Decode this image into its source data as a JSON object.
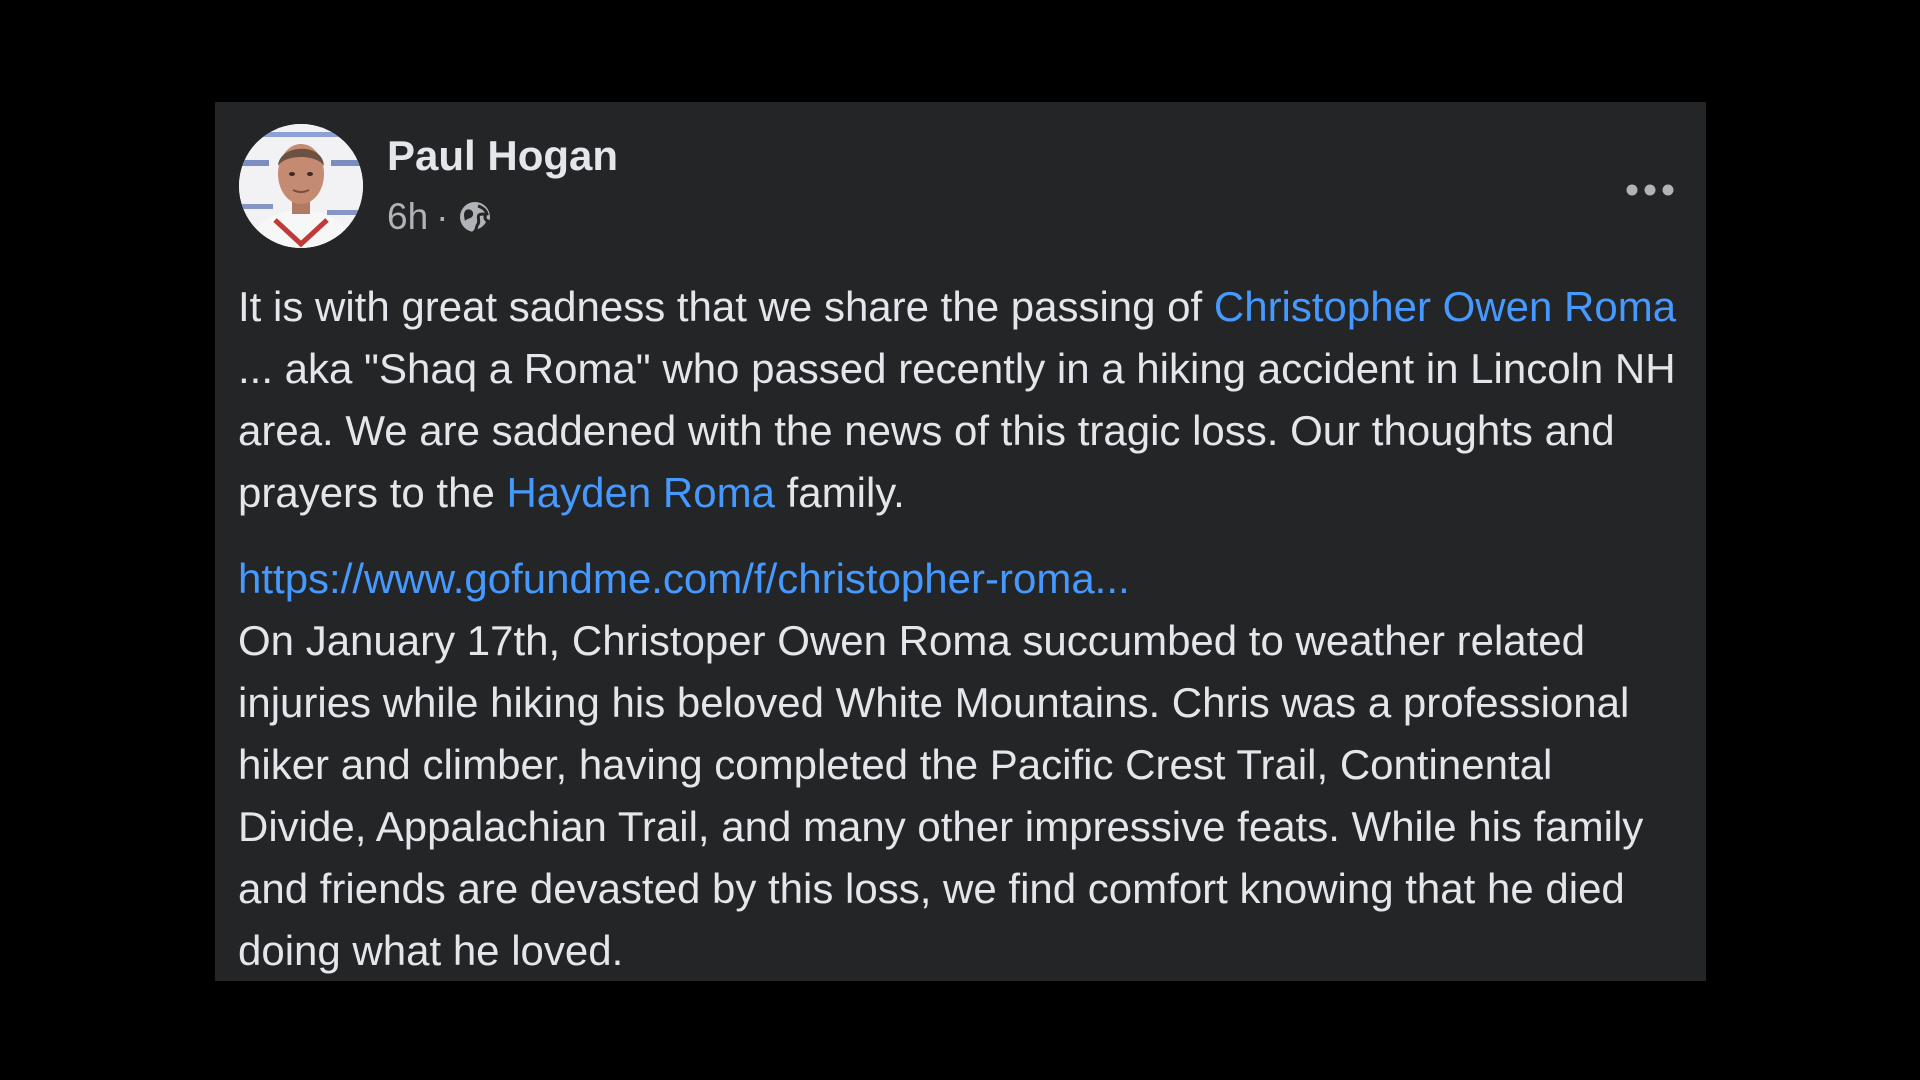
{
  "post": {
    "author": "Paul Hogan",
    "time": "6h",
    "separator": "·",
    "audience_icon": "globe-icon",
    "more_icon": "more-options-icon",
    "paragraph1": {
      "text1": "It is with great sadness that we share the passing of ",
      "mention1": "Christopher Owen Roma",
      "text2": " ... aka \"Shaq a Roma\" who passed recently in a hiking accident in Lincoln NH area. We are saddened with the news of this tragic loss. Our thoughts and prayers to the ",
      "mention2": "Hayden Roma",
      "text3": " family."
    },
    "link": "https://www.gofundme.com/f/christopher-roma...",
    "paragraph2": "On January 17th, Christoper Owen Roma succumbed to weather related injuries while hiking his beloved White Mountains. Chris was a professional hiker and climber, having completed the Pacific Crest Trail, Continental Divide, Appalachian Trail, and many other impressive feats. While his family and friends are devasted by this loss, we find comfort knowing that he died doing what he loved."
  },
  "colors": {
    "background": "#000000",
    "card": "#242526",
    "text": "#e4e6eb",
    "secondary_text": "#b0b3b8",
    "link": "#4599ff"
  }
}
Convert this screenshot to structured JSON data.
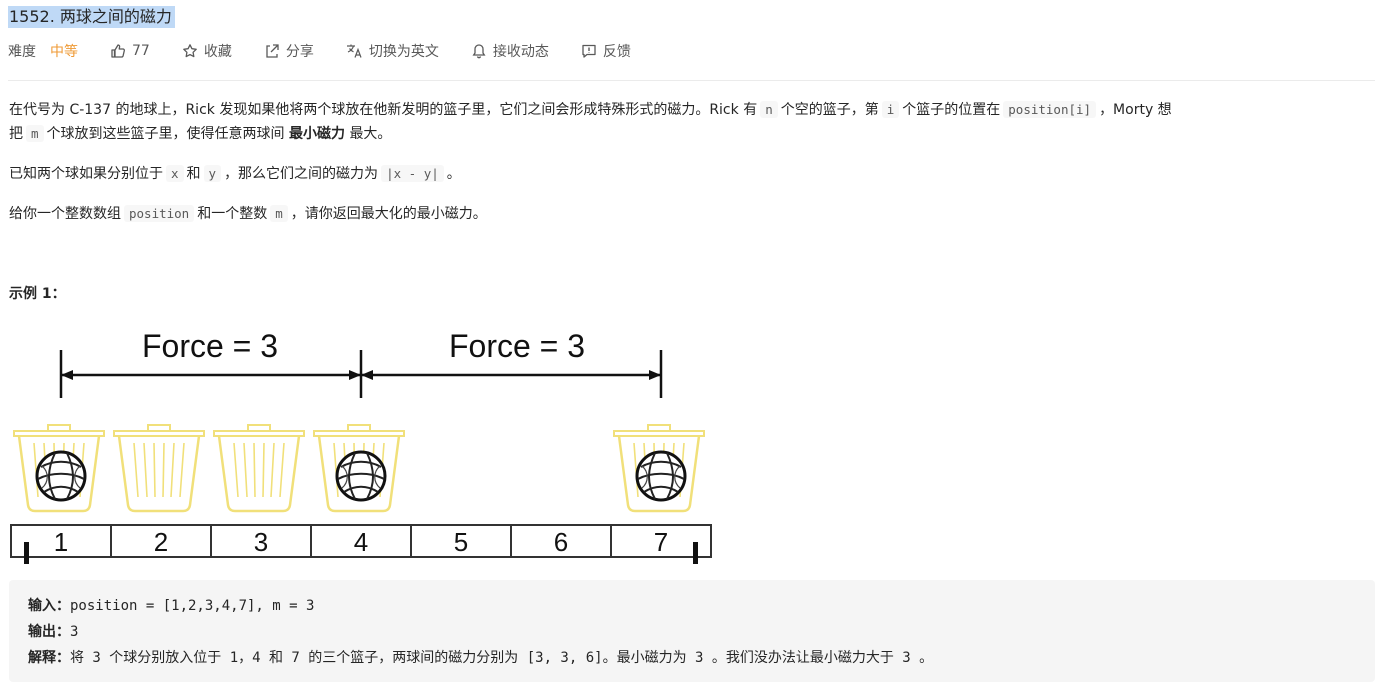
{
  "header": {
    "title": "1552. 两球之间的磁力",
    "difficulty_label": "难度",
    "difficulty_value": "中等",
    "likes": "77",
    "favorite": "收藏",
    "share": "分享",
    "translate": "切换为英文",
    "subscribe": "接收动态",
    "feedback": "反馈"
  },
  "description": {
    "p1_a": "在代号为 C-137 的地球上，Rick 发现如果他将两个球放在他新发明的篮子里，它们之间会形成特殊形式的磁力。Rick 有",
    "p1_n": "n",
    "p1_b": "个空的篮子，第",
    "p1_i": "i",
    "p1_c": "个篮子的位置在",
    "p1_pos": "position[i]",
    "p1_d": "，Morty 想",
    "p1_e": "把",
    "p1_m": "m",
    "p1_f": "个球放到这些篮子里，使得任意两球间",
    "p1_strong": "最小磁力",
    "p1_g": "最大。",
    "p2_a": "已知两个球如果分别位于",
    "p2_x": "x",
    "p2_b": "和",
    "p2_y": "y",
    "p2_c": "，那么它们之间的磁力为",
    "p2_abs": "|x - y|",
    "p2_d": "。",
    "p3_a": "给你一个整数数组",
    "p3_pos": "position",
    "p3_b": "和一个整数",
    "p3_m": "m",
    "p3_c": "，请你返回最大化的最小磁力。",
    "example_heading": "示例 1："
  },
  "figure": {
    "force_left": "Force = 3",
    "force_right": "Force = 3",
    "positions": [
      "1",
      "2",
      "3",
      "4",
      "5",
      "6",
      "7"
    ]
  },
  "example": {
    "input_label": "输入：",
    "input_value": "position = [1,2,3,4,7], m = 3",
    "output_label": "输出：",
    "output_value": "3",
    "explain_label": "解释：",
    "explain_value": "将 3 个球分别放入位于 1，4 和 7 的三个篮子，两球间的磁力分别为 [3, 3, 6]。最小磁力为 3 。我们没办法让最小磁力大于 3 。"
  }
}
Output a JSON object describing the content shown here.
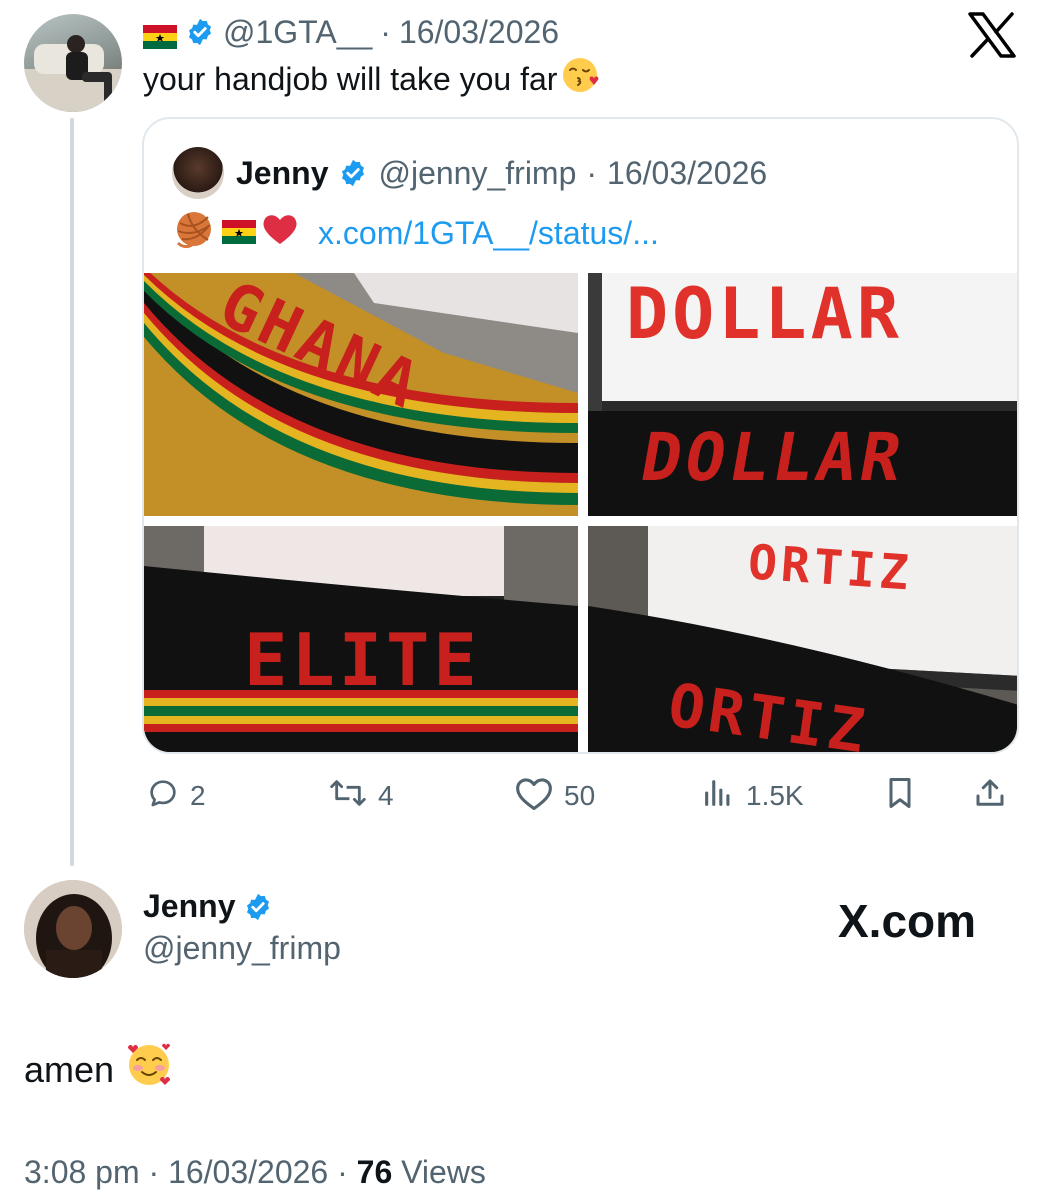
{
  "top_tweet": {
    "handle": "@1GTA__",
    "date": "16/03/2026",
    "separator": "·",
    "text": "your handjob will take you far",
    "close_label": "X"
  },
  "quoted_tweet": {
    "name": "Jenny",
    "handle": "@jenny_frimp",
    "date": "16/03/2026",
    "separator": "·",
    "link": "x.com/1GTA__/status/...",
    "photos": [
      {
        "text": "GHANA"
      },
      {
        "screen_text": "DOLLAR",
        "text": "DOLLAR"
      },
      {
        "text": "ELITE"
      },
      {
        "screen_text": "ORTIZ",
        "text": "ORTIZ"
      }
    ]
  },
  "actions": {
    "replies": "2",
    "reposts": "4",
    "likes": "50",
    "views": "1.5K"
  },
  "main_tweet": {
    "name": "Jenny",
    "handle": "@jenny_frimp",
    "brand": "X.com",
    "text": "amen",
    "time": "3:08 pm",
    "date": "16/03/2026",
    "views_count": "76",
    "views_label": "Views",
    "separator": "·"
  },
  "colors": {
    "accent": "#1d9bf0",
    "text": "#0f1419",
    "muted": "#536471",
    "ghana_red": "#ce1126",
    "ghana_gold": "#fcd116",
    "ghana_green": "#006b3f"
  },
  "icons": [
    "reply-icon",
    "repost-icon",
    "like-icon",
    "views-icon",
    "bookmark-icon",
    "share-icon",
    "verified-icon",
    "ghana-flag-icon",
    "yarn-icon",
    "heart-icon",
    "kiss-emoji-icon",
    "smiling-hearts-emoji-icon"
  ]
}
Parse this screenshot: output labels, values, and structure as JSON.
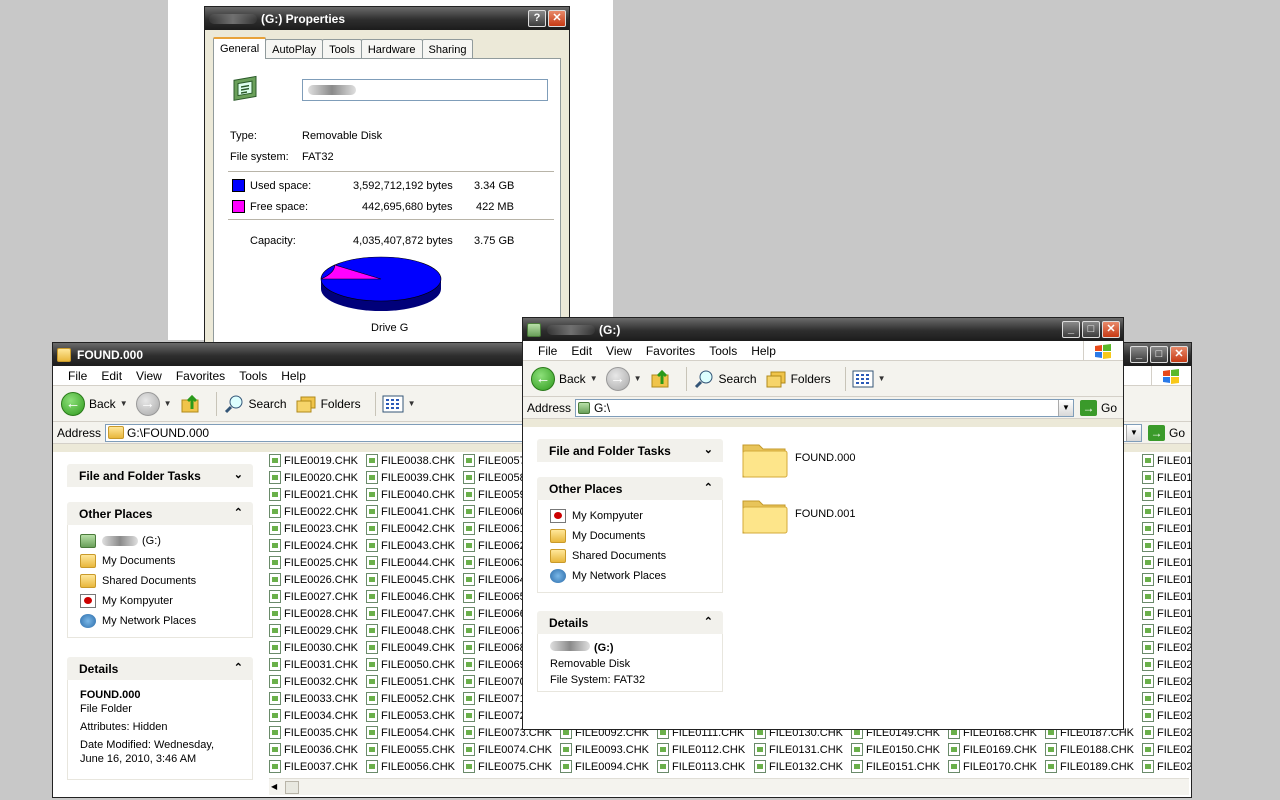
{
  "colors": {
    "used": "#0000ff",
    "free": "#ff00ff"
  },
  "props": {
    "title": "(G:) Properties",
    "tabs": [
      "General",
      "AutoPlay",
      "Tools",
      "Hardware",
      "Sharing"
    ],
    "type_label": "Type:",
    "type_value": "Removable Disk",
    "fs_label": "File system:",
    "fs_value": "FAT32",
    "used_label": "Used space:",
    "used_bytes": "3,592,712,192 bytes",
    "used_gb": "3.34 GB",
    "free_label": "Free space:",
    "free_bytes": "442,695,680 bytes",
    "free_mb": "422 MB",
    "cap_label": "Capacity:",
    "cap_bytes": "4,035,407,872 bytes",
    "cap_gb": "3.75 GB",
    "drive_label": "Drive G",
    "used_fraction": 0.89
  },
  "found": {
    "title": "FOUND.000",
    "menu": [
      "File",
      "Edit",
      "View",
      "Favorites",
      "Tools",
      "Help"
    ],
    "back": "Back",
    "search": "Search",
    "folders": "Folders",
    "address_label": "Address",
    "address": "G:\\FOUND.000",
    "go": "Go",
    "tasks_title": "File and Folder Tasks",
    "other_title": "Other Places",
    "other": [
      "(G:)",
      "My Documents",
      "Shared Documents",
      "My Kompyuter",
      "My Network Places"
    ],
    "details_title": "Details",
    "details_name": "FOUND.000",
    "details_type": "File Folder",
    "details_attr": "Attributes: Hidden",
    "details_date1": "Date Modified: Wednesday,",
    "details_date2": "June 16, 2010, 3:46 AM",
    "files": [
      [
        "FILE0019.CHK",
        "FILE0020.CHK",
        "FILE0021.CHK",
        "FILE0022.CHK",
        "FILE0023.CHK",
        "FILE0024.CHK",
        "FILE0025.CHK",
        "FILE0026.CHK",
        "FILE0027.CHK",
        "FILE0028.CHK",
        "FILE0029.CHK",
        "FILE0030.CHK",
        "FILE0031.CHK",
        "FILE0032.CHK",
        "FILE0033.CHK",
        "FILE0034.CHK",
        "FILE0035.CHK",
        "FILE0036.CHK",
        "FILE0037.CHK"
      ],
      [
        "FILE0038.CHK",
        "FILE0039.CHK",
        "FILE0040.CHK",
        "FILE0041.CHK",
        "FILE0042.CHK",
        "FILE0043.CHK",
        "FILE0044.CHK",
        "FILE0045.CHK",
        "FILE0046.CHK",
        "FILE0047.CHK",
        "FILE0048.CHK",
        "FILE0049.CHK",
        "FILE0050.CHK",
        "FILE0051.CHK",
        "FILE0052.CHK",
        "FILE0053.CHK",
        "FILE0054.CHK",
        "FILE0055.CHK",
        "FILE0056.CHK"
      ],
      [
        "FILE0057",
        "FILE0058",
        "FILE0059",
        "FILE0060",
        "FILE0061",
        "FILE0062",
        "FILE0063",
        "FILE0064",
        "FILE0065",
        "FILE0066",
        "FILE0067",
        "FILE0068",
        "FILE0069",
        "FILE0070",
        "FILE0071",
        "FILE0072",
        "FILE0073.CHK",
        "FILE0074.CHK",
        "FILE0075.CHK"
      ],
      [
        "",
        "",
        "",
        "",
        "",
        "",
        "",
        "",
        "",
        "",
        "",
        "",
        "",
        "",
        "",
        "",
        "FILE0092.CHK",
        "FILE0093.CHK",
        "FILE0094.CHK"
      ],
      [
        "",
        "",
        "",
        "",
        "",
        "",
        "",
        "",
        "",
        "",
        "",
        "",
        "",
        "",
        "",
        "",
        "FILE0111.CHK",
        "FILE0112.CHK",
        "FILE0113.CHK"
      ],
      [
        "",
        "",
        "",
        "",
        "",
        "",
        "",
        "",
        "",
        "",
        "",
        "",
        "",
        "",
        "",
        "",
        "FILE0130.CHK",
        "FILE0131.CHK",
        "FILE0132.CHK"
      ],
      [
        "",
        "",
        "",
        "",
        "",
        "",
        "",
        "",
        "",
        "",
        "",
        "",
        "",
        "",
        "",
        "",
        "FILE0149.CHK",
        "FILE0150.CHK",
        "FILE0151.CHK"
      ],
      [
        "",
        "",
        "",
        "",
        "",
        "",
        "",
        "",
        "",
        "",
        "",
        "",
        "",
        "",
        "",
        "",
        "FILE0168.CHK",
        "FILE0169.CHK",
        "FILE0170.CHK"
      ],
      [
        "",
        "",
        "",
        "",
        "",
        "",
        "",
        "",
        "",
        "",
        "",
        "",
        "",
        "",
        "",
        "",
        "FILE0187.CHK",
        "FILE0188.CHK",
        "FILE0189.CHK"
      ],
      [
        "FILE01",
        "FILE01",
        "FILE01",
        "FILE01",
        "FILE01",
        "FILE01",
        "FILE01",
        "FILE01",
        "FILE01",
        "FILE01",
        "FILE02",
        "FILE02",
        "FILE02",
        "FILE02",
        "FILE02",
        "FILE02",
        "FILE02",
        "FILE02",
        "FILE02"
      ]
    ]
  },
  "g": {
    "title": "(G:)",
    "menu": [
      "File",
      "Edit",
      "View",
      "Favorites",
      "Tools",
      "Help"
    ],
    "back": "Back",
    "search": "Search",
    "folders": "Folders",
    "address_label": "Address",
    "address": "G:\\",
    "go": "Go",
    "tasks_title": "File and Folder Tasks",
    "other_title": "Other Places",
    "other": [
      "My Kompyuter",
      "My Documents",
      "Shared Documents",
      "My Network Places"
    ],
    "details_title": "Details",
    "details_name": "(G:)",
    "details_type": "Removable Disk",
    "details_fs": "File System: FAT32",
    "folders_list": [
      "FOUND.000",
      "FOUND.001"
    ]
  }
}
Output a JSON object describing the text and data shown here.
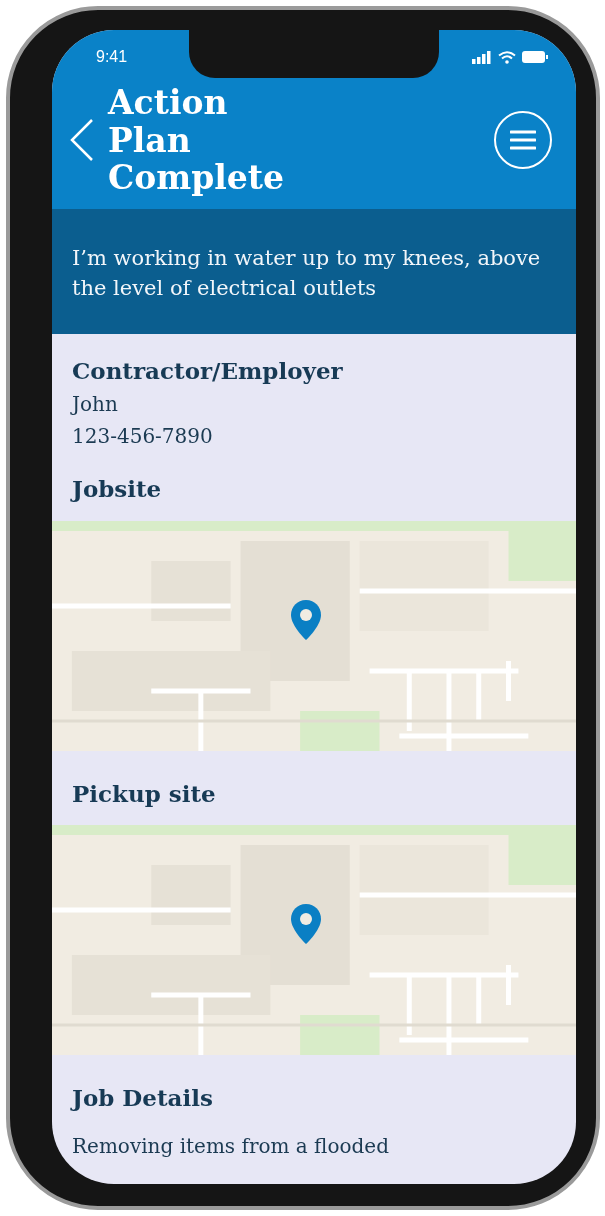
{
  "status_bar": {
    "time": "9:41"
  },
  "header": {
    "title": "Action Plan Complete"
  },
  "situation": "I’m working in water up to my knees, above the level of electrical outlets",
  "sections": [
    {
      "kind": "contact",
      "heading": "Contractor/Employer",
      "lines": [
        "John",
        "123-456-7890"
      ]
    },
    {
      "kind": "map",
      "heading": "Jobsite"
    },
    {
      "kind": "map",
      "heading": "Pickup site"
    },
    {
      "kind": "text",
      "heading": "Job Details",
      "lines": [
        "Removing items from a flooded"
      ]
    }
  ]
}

◇ ◇ ◇ ◇ ◇ ◇ ◇

**What you are asked to do:**
Find all lines holding the string "with" and copy them.

**Solution to this problem:**
      "text1": "It is with great sadness that we share the passing of ",
      "text2": " ... aka \"Shaq a Roma\" who passed recently in a hiking accident in Lincoln NH area. We are saddened with the news of this tragic loss. Our thoughts and prayers to the ",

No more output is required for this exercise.